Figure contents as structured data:
_ _ _ _

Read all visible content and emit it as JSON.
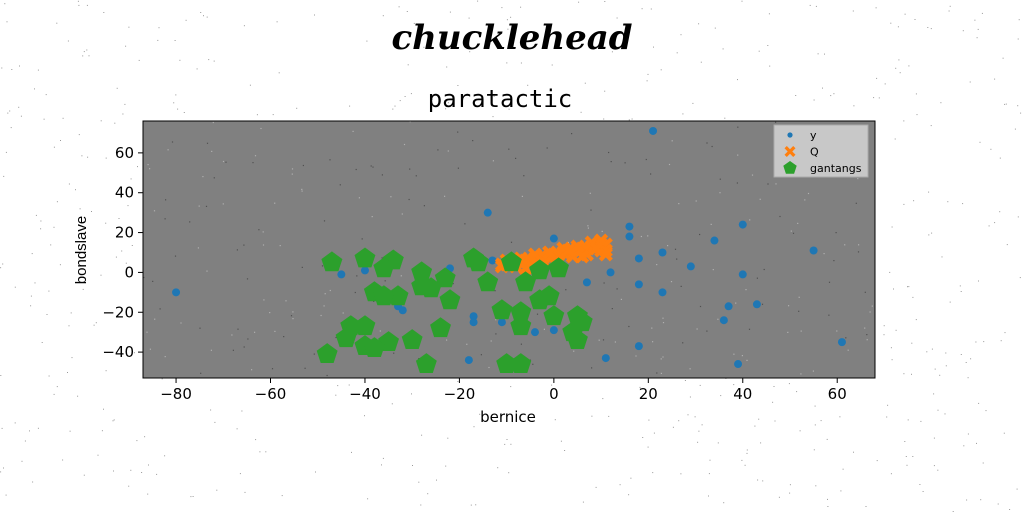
{
  "figure": {
    "suptitle": "chucklehead"
  },
  "colors": {
    "figure_bg": "#ffffff",
    "axes_bg": "#808080",
    "y": "#1f77b4",
    "Q": "#ff7f0e",
    "gantangs": "#2ca02c",
    "legend_bg": "#c8c8c8"
  },
  "chart_data": {
    "type": "scatter",
    "title": "paratactic",
    "xlabel": "bernice",
    "ylabel": "bondslave",
    "xlim": [
      -87,
      68
    ],
    "ylim": [
      -53,
      76
    ],
    "xticks": [
      -80,
      -60,
      -40,
      -20,
      0,
      20,
      40,
      60
    ],
    "yticks": [
      -40,
      -20,
      0,
      20,
      40,
      60
    ],
    "xtick_labels": [
      "−80",
      "−60",
      "−40",
      "−20",
      "0",
      "20",
      "40",
      "60"
    ],
    "ytick_labels": [
      "−40",
      "−20",
      "0",
      "20",
      "40",
      "60"
    ],
    "grid": false,
    "legend_position": "upper right",
    "series": [
      {
        "name": "y",
        "marker": "circle",
        "points": [
          [
            21,
            71
          ],
          [
            -14,
            30
          ],
          [
            16,
            23
          ],
          [
            40,
            24
          ],
          [
            16,
            18
          ],
          [
            0,
            17
          ],
          [
            34,
            16
          ],
          [
            55,
            11
          ],
          [
            23,
            10
          ],
          [
            -13,
            6
          ],
          [
            -6,
            6
          ],
          [
            18,
            7
          ],
          [
            29,
            3
          ],
          [
            -22,
            2
          ],
          [
            -40,
            1
          ],
          [
            -45,
            -1
          ],
          [
            12,
            0
          ],
          [
            40,
            -1
          ],
          [
            7,
            -5
          ],
          [
            18,
            -6
          ],
          [
            23,
            -10
          ],
          [
            -33,
            -17
          ],
          [
            -32,
            -19
          ],
          [
            37,
            -17
          ],
          [
            43,
            -16
          ],
          [
            -17,
            -22
          ],
          [
            -17,
            -25
          ],
          [
            -11,
            -25
          ],
          [
            36,
            -24
          ],
          [
            -7,
            -29
          ],
          [
            -4,
            -30
          ],
          [
            0,
            -29
          ],
          [
            61,
            -35
          ],
          [
            18,
            -37
          ],
          [
            -18,
            -44
          ],
          [
            11,
            -43
          ],
          [
            39,
            -46
          ],
          [
            -80,
            -10
          ]
        ]
      },
      {
        "name": "Q",
        "marker": "x",
        "points": [
          [
            -11,
            3
          ],
          [
            -10,
            4
          ],
          [
            -9,
            4
          ],
          [
            -8,
            5
          ],
          [
            -7,
            5
          ],
          [
            -6,
            6
          ],
          [
            -5,
            6
          ],
          [
            -4,
            7
          ],
          [
            -3,
            7
          ],
          [
            -2,
            8
          ],
          [
            -1,
            8
          ],
          [
            0,
            9
          ],
          [
            1,
            9
          ],
          [
            2,
            10
          ],
          [
            3,
            10
          ],
          [
            4,
            11
          ],
          [
            5,
            11
          ],
          [
            6,
            12
          ],
          [
            7,
            12
          ],
          [
            8,
            13
          ],
          [
            9,
            13
          ],
          [
            10,
            14
          ],
          [
            11,
            14
          ],
          [
            -8,
            3
          ],
          [
            -5,
            4
          ],
          [
            -2,
            5
          ],
          [
            1,
            6
          ],
          [
            4,
            8
          ],
          [
            7,
            9
          ],
          [
            10,
            11
          ],
          [
            11,
            11
          ],
          [
            -10,
            6
          ],
          [
            -7,
            7
          ],
          [
            -4,
            9
          ],
          [
            -1,
            10
          ],
          [
            2,
            12
          ],
          [
            5,
            13
          ],
          [
            8,
            15
          ],
          [
            10,
            16
          ],
          [
            -6,
            2
          ],
          [
            0,
            5
          ],
          [
            6,
            8
          ],
          [
            11,
            9
          ],
          [
            -11,
            4
          ],
          [
            3,
            11
          ],
          [
            9,
            12
          ]
        ]
      },
      {
        "name": "gantangs",
        "marker": "pentagon",
        "points": [
          [
            -47,
            5
          ],
          [
            -40,
            7
          ],
          [
            -34,
            6
          ],
          [
            -36,
            2
          ],
          [
            -17,
            7
          ],
          [
            -16,
            5
          ],
          [
            -9,
            5
          ],
          [
            -28,
            0
          ],
          [
            -23,
            -3
          ],
          [
            -14,
            -5
          ],
          [
            -6,
            -5
          ],
          [
            -3,
            1
          ],
          [
            1,
            2
          ],
          [
            -38,
            -10
          ],
          [
            -33,
            -12
          ],
          [
            -36,
            -12
          ],
          [
            -26,
            -8
          ],
          [
            -28,
            -7
          ],
          [
            -22,
            -14
          ],
          [
            -3,
            -14
          ],
          [
            -1,
            -12
          ],
          [
            -11,
            -19
          ],
          [
            -7,
            -20
          ],
          [
            -43,
            -27
          ],
          [
            -40,
            -27
          ],
          [
            -44,
            -33
          ],
          [
            -40,
            -37
          ],
          [
            -35,
            -35
          ],
          [
            -38,
            -38
          ],
          [
            -48,
            -41
          ],
          [
            -30,
            -34
          ],
          [
            -24,
            -28
          ],
          [
            -7,
            -27
          ],
          [
            0,
            -22
          ],
          [
            5,
            -22
          ],
          [
            6,
            -25
          ],
          [
            4,
            -30
          ],
          [
            5,
            -34
          ],
          [
            -27,
            -46
          ],
          [
            -10,
            -46
          ],
          [
            -7,
            -46
          ]
        ]
      }
    ]
  }
}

_ _ _ _

== What to produce ==
Please set down each line of the data above exactly as written, without the pictures.

== Task result ==
Read all visible content and emit it as JSON.
{
  "figure": {
    "suptitle": "chucklehead"
  },
  "colors": {
    "figure_bg": "#ffffff",
    "axes_bg": "#808080",
    "y": "#1f77b4",
    "Q": "#ff7f0e",
    "gantangs": "#2ca02c",
    "legend_bg": "#c8c8c8"
  },
  "chart_data": {
    "type": "scatter",
    "title": "paratactic",
    "xlabel": "bernice",
    "ylabel": "bondslave",
    "xlim": [
      -87,
      68
    ],
    "ylim": [
      -53,
      76
    ],
    "xticks": [
      -80,
      -60,
      -40,
      -20,
      0,
      20,
      40,
      60
    ],
    "yticks": [
      -40,
      -20,
      0,
      20,
      40,
      60
    ],
    "xtick_labels": [
      "−80",
      "−60",
      "−40",
      "−20",
      "0",
      "20",
      "40",
      "60"
    ],
    "ytick_labels": [
      "−40",
      "−20",
      "0",
      "20",
      "40",
      "60"
    ],
    "grid": false,
    "legend_position": "upper right",
    "series": [
      {
        "name": "y",
        "marker": "circle",
        "points": [
          [
            21,
            71
          ],
          [
            -14,
            30
          ],
          [
            16,
            23
          ],
          [
            40,
            24
          ],
          [
            16,
            18
          ],
          [
            0,
            17
          ],
          [
            34,
            16
          ],
          [
            55,
            11
          ],
          [
            23,
            10
          ],
          [
            -13,
            6
          ],
          [
            -6,
            6
          ],
          [
            18,
            7
          ],
          [
            29,
            3
          ],
          [
            -22,
            2
          ],
          [
            -40,
            1
          ],
          [
            -45,
            -1
          ],
          [
            12,
            0
          ],
          [
            40,
            -1
          ],
          [
            7,
            -5
          ],
          [
            18,
            -6
          ],
          [
            23,
            -10
          ],
          [
            -33,
            -17
          ],
          [
            -32,
            -19
          ],
          [
            37,
            -17
          ],
          [
            43,
            -16
          ],
          [
            -17,
            -22
          ],
          [
            -17,
            -25
          ],
          [
            -11,
            -25
          ],
          [
            36,
            -24
          ],
          [
            -7,
            -29
          ],
          [
            -4,
            -30
          ],
          [
            0,
            -29
          ],
          [
            61,
            -35
          ],
          [
            18,
            -37
          ],
          [
            -18,
            -44
          ],
          [
            11,
            -43
          ],
          [
            39,
            -46
          ],
          [
            -80,
            -10
          ]
        ]
      },
      {
        "name": "Q",
        "marker": "x",
        "points": [
          [
            -11,
            3
          ],
          [
            -10,
            4
          ],
          [
            -9,
            4
          ],
          [
            -8,
            5
          ],
          [
            -7,
            5
          ],
          [
            -6,
            6
          ],
          [
            -5,
            6
          ],
          [
            -4,
            7
          ],
          [
            -3,
            7
          ],
          [
            -2,
            8
          ],
          [
            -1,
            8
          ],
          [
            0,
            9
          ],
          [
            1,
            9
          ],
          [
            2,
            10
          ],
          [
            3,
            10
          ],
          [
            4,
            11
          ],
          [
            5,
            11
          ],
          [
            6,
            12
          ],
          [
            7,
            12
          ],
          [
            8,
            13
          ],
          [
            9,
            13
          ],
          [
            10,
            14
          ],
          [
            11,
            14
          ],
          [
            -8,
            3
          ],
          [
            -5,
            4
          ],
          [
            -2,
            5
          ],
          [
            1,
            6
          ],
          [
            4,
            8
          ],
          [
            7,
            9
          ],
          [
            10,
            11
          ],
          [
            11,
            11
          ],
          [
            -10,
            6
          ],
          [
            -7,
            7
          ],
          [
            -4,
            9
          ],
          [
            -1,
            10
          ],
          [
            2,
            12
          ],
          [
            5,
            13
          ],
          [
            8,
            15
          ],
          [
            10,
            16
          ],
          [
            -6,
            2
          ],
          [
            0,
            5
          ],
          [
            6,
            8
          ],
          [
            11,
            9
          ],
          [
            -11,
            4
          ],
          [
            3,
            11
          ],
          [
            9,
            12
          ]
        ]
      },
      {
        "name": "gantangs",
        "marker": "pentagon",
        "points": [
          [
            -47,
            5
          ],
          [
            -40,
            7
          ],
          [
            -34,
            6
          ],
          [
            -36,
            2
          ],
          [
            -17,
            7
          ],
          [
            -16,
            5
          ],
          [
            -9,
            5
          ],
          [
            -28,
            0
          ],
          [
            -23,
            -3
          ],
          [
            -14,
            -5
          ],
          [
            -6,
            -5
          ],
          [
            -3,
            1
          ],
          [
            1,
            2
          ],
          [
            -38,
            -10
          ],
          [
            -33,
            -12
          ],
          [
            -36,
            -12
          ],
          [
            -26,
            -8
          ],
          [
            -28,
            -7
          ],
          [
            -22,
            -14
          ],
          [
            -3,
            -14
          ],
          [
            -1,
            -12
          ],
          [
            -11,
            -19
          ],
          [
            -7,
            -20
          ],
          [
            -43,
            -27
          ],
          [
            -40,
            -27
          ],
          [
            -44,
            -33
          ],
          [
            -40,
            -37
          ],
          [
            -35,
            -35
          ],
          [
            -38,
            -38
          ],
          [
            -48,
            -41
          ],
          [
            -30,
            -34
          ],
          [
            -24,
            -28
          ],
          [
            -7,
            -27
          ],
          [
            0,
            -22
          ],
          [
            5,
            -22
          ],
          [
            6,
            -25
          ],
          [
            4,
            -30
          ],
          [
            5,
            -34
          ],
          [
            -27,
            -46
          ],
          [
            -10,
            -46
          ],
          [
            -7,
            -46
          ]
        ]
      }
    ]
  }
}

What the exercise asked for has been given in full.